▶ _EXERCISE PROMPT_
Copy the records below word for word, starting at their first line and stopping after the line that contains "y-tick-label: 200 [160,526,177,537]".

▶ _EXERCISE DATA_
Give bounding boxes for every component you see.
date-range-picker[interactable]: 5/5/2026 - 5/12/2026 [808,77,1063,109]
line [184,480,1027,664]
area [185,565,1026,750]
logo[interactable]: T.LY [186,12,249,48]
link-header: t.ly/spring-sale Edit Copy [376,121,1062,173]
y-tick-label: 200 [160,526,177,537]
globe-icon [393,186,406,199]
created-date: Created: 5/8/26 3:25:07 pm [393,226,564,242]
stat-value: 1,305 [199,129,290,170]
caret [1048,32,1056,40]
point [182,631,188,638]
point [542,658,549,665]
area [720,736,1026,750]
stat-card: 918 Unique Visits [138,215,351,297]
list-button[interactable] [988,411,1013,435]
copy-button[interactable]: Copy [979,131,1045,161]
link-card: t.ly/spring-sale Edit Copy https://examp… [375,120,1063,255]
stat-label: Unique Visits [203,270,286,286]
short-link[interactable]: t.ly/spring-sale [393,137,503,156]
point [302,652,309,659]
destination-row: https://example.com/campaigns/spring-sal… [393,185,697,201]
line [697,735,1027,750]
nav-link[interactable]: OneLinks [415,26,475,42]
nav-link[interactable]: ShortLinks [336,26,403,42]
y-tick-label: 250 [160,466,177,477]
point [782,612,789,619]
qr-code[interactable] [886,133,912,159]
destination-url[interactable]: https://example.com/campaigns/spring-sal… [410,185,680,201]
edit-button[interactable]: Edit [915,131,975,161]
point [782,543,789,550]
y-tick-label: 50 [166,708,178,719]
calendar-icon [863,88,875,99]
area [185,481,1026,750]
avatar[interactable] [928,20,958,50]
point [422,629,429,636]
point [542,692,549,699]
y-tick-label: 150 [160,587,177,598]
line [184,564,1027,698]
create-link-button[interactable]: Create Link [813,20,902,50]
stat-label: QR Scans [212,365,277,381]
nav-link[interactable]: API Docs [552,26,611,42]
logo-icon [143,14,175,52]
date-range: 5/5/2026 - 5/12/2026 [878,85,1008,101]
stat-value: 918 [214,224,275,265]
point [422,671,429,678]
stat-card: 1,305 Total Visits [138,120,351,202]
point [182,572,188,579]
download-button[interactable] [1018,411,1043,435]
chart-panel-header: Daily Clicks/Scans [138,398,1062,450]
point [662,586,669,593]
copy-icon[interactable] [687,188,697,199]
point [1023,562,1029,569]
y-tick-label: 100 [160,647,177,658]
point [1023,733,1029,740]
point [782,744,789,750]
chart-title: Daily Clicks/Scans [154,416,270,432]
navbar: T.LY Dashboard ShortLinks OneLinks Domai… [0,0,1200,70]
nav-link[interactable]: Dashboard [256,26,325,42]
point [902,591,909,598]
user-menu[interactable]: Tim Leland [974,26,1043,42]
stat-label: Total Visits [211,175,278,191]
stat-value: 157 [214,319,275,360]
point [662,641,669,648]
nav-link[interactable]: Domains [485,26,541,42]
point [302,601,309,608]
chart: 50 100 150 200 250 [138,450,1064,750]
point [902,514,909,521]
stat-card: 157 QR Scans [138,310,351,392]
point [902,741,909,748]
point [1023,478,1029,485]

▶ _EXERCISE OUTPUT_
Give bounding boxes for every component you see.
date-range-picker[interactable]: 5/5/2026 - 5/12/2026 [808,77,1063,109]
line [184,480,1027,664]
area [185,565,1026,750]
logo[interactable]: T.LY [186,12,249,48]
link-header: t.ly/spring-sale Edit Copy [376,121,1062,173]
y-tick-label: 200 [160,526,177,537]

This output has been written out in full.